### TASK PROMPT
Transcribe the entries that follow, word for word.

### MATERIAL PROVIDED
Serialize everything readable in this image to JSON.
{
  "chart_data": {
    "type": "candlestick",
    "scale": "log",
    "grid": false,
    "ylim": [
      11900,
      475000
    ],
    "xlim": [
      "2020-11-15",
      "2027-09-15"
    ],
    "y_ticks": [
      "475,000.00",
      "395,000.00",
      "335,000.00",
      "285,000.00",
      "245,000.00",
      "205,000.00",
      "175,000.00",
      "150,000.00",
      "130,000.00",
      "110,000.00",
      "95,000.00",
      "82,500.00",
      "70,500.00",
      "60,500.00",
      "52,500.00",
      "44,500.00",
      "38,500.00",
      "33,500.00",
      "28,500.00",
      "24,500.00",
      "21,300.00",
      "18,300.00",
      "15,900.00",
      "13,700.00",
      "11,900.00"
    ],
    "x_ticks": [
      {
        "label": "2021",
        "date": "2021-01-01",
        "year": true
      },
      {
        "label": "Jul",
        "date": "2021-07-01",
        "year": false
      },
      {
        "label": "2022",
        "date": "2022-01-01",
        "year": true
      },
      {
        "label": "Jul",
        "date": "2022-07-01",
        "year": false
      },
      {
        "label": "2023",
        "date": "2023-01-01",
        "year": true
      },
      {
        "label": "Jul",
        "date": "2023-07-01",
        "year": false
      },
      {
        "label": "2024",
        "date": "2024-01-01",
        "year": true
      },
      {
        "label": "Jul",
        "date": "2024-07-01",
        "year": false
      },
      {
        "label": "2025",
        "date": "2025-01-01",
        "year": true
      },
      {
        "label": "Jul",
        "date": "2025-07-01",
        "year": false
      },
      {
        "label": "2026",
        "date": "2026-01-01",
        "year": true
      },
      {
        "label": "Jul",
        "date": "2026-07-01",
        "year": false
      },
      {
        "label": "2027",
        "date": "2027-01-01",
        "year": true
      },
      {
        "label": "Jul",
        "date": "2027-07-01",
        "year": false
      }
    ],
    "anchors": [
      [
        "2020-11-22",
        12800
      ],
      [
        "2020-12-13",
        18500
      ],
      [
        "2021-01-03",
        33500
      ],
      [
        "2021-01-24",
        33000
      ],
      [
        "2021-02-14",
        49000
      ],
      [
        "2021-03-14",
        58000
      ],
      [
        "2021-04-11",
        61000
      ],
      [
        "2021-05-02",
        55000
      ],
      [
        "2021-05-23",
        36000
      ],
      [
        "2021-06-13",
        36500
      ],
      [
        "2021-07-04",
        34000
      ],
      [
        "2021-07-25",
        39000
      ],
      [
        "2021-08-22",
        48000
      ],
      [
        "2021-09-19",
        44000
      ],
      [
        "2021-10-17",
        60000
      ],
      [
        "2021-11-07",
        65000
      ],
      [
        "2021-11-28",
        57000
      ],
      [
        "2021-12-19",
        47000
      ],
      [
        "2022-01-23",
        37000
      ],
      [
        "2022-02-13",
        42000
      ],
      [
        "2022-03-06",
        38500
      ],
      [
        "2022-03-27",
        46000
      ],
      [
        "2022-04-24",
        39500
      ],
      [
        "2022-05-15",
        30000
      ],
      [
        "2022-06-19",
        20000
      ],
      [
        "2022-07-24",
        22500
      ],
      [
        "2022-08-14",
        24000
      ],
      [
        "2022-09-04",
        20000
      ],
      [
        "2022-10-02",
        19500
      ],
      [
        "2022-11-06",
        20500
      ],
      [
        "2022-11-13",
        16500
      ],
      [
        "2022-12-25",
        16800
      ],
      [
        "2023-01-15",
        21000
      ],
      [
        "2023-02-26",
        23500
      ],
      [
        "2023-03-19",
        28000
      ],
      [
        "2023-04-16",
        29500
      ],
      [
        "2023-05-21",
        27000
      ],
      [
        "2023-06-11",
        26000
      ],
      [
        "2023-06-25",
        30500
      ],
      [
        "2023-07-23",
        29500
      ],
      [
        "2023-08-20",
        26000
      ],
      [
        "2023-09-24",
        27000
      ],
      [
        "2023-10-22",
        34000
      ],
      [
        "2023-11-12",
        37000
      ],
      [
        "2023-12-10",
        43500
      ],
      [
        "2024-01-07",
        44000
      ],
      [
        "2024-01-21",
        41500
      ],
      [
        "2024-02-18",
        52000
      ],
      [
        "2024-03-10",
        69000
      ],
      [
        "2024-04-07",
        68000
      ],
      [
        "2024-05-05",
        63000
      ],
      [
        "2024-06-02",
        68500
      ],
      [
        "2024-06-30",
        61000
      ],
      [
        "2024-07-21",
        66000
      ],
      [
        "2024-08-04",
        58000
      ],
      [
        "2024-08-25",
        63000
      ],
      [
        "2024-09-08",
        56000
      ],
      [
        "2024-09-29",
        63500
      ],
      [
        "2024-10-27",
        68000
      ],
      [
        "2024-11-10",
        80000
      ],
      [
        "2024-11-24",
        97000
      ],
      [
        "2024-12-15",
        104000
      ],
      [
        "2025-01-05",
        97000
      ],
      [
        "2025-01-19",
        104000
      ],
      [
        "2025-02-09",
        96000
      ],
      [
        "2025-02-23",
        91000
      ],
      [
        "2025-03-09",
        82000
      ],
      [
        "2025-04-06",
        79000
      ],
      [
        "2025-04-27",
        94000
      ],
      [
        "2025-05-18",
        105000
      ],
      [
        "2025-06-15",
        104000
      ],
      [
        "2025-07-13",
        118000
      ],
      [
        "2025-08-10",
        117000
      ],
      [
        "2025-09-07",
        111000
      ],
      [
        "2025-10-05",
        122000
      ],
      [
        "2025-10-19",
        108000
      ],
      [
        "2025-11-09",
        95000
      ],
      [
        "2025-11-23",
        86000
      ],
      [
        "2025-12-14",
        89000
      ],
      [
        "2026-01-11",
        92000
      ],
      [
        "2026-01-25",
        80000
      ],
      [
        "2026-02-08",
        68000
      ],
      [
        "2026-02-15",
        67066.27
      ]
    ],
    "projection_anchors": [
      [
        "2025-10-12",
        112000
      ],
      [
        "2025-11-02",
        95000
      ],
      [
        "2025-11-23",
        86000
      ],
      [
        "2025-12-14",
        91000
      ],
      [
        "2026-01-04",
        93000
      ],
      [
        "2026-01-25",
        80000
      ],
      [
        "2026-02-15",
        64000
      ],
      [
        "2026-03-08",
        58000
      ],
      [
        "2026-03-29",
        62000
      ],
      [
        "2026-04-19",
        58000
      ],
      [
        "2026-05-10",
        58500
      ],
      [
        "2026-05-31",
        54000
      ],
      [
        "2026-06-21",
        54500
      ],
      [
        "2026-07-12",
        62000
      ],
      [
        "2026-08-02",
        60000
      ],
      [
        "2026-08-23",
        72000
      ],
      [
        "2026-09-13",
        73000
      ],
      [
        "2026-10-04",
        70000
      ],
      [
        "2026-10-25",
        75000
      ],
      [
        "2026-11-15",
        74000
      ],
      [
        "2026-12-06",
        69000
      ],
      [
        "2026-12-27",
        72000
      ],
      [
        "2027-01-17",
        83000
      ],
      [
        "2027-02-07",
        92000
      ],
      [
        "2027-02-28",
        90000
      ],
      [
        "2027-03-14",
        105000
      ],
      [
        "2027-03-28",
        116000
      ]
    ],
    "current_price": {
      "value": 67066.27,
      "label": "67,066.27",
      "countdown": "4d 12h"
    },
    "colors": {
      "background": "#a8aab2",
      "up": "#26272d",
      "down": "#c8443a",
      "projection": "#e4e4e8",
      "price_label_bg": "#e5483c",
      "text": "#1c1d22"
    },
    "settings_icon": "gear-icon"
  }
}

### RESULT OF THE EXERCISE
Serialize everything readable in this image to JSON.
{
  "chart_data": {
    "type": "candlestick",
    "scale": "log",
    "grid": false,
    "ylim": [
      11900,
      475000
    ],
    "xlim": [
      "2020-11-15",
      "2027-09-15"
    ],
    "y_ticks": [
      "475,000.00",
      "395,000.00",
      "335,000.00",
      "285,000.00",
      "245,000.00",
      "205,000.00",
      "175,000.00",
      "150,000.00",
      "130,000.00",
      "110,000.00",
      "95,000.00",
      "82,500.00",
      "70,500.00",
      "60,500.00",
      "52,500.00",
      "44,500.00",
      "38,500.00",
      "33,500.00",
      "28,500.00",
      "24,500.00",
      "21,300.00",
      "18,300.00",
      "15,900.00",
      "13,700.00",
      "11,900.00"
    ],
    "x_ticks": [
      {
        "label": "2021",
        "date": "2021-01-01",
        "year": true
      },
      {
        "label": "Jul",
        "date": "2021-07-01",
        "year": false
      },
      {
        "label": "2022",
        "date": "2022-01-01",
        "year": true
      },
      {
        "label": "Jul",
        "date": "2022-07-01",
        "year": false
      },
      {
        "label": "2023",
        "date": "2023-01-01",
        "year": true
      },
      {
        "label": "Jul",
        "date": "2023-07-01",
        "year": false
      },
      {
        "label": "2024",
        "date": "2024-01-01",
        "year": true
      },
      {
        "label": "Jul",
        "date": "2024-07-01",
        "year": false
      },
      {
        "label": "2025",
        "date": "2025-01-01",
        "year": true
      },
      {
        "label": "Jul",
        "date": "2025-07-01",
        "year": false
      },
      {
        "label": "2026",
        "date": "2026-01-01",
        "year": true
      },
      {
        "label": "Jul",
        "date": "2026-07-01",
        "year": false
      },
      {
        "label": "2027",
        "date": "2027-01-01",
        "year": true
      },
      {
        "label": "Jul",
        "date": "2027-07-01",
        "year": false
      }
    ],
    "anchors": [
      [
        "2020-11-22",
        12800
      ],
      [
        "2020-12-13",
        18500
      ],
      [
        "2021-01-03",
        33500
      ],
      [
        "2021-01-24",
        33000
      ],
      [
        "2021-02-14",
        49000
      ],
      [
        "2021-03-14",
        58000
      ],
      [
        "2021-04-11",
        61000
      ],
      [
        "2021-05-02",
        55000
      ],
      [
        "2021-05-23",
        36000
      ],
      [
        "2021-06-13",
        36500
      ],
      [
        "2021-07-04",
        34000
      ],
      [
        "2021-07-25",
        39000
      ],
      [
        "2021-08-22",
        48000
      ],
      [
        "2021-09-19",
        44000
      ],
      [
        "2021-10-17",
        60000
      ],
      [
        "2021-11-07",
        65000
      ],
      [
        "2021-11-28",
        57000
      ],
      [
        "2021-12-19",
        47000
      ],
      [
        "2022-01-23",
        37000
      ],
      [
        "2022-02-13",
        42000
      ],
      [
        "2022-03-06",
        38500
      ],
      [
        "2022-03-27",
        46000
      ],
      [
        "2022-04-24",
        39500
      ],
      [
        "2022-05-15",
        30000
      ],
      [
        "2022-06-19",
        20000
      ],
      [
        "2022-07-24",
        22500
      ],
      [
        "2022-08-14",
        24000
      ],
      [
        "2022-09-04",
        20000
      ],
      [
        "2022-10-02",
        19500
      ],
      [
        "2022-11-06",
        20500
      ],
      [
        "2022-11-13",
        16500
      ],
      [
        "2022-12-25",
        16800
      ],
      [
        "2023-01-15",
        21000
      ],
      [
        "2023-02-26",
        23500
      ],
      [
        "2023-03-19",
        28000
      ],
      [
        "2023-04-16",
        29500
      ],
      [
        "2023-05-21",
        27000
      ],
      [
        "2023-06-11",
        26000
      ],
      [
        "2023-06-25",
        30500
      ],
      [
        "2023-07-23",
        29500
      ],
      [
        "2023-08-20",
        26000
      ],
      [
        "2023-09-24",
        27000
      ],
      [
        "2023-10-22",
        34000
      ],
      [
        "2023-11-12",
        37000
      ],
      [
        "2023-12-10",
        43500
      ],
      [
        "2024-01-07",
        44000
      ],
      [
        "2024-01-21",
        41500
      ],
      [
        "2024-02-18",
        52000
      ],
      [
        "2024-03-10",
        69000
      ],
      [
        "2024-04-07",
        68000
      ],
      [
        "2024-05-05",
        63000
      ],
      [
        "2024-06-02",
        68500
      ],
      [
        "2024-06-30",
        61000
      ],
      [
        "2024-07-21",
        66000
      ],
      [
        "2024-08-04",
        58000
      ],
      [
        "2024-08-25",
        63000
      ],
      [
        "2024-09-08",
        56000
      ],
      [
        "2024-09-29",
        63500
      ],
      [
        "2024-10-27",
        68000
      ],
      [
        "2024-11-10",
        80000
      ],
      [
        "2024-11-24",
        97000
      ],
      [
        "2024-12-15",
        104000
      ],
      [
        "2025-01-05",
        97000
      ],
      [
        "2025-01-19",
        104000
      ],
      [
        "2025-02-09",
        96000
      ],
      [
        "2025-02-23",
        91000
      ],
      [
        "2025-03-09",
        82000
      ],
      [
        "2025-04-06",
        79000
      ],
      [
        "2025-04-27",
        94000
      ],
      [
        "2025-05-18",
        105000
      ],
      [
        "2025-06-15",
        104000
      ],
      [
        "2025-07-13",
        118000
      ],
      [
        "2025-08-10",
        117000
      ],
      [
        "2025-09-07",
        111000
      ],
      [
        "2025-10-05",
        122000
      ],
      [
        "2025-10-19",
        108000
      ],
      [
        "2025-11-09",
        95000
      ],
      [
        "2025-11-23",
        86000
      ],
      [
        "2025-12-14",
        89000
      ],
      [
        "2026-01-11",
        92000
      ],
      [
        "2026-01-25",
        80000
      ],
      [
        "2026-02-08",
        68000
      ],
      [
        "2026-02-15",
        67066.27
      ]
    ],
    "projection_anchors": [
      [
        "2025-10-12",
        112000
      ],
      [
        "2025-11-02",
        95000
      ],
      [
        "2025-11-23",
        86000
      ],
      [
        "2025-12-14",
        91000
      ],
      [
        "2026-01-04",
        93000
      ],
      [
        "2026-01-25",
        80000
      ],
      [
        "2026-02-15",
        64000
      ],
      [
        "2026-03-08",
        58000
      ],
      [
        "2026-03-29",
        62000
      ],
      [
        "2026-04-19",
        58000
      ],
      [
        "2026-05-10",
        58500
      ],
      [
        "2026-05-31",
        54000
      ],
      [
        "2026-06-21",
        54500
      ],
      [
        "2026-07-12",
        62000
      ],
      [
        "2026-08-02",
        60000
      ],
      [
        "2026-08-23",
        72000
      ],
      [
        "2026-09-13",
        73000
      ],
      [
        "2026-10-04",
        70000
      ],
      [
        "2026-10-25",
        75000
      ],
      [
        "2026-11-15",
        74000
      ],
      [
        "2026-12-06",
        69000
      ],
      [
        "2026-12-27",
        72000
      ],
      [
        "2027-01-17",
        83000
      ],
      [
        "2027-02-07",
        92000
      ],
      [
        "2027-02-28",
        90000
      ],
      [
        "2027-03-14",
        105000
      ],
      [
        "2027-03-28",
        116000
      ]
    ],
    "current_price": {
      "value": 67066.27,
      "label": "67,066.27",
      "countdown": "4d 12h"
    },
    "colors": {
      "background": "#a8aab2",
      "up": "#26272d",
      "down": "#c8443a",
      "projection": "#e4e4e8",
      "price_label_bg": "#e5483c",
      "text": "#1c1d22"
    },
    "settings_icon": "gear-icon"
  }
}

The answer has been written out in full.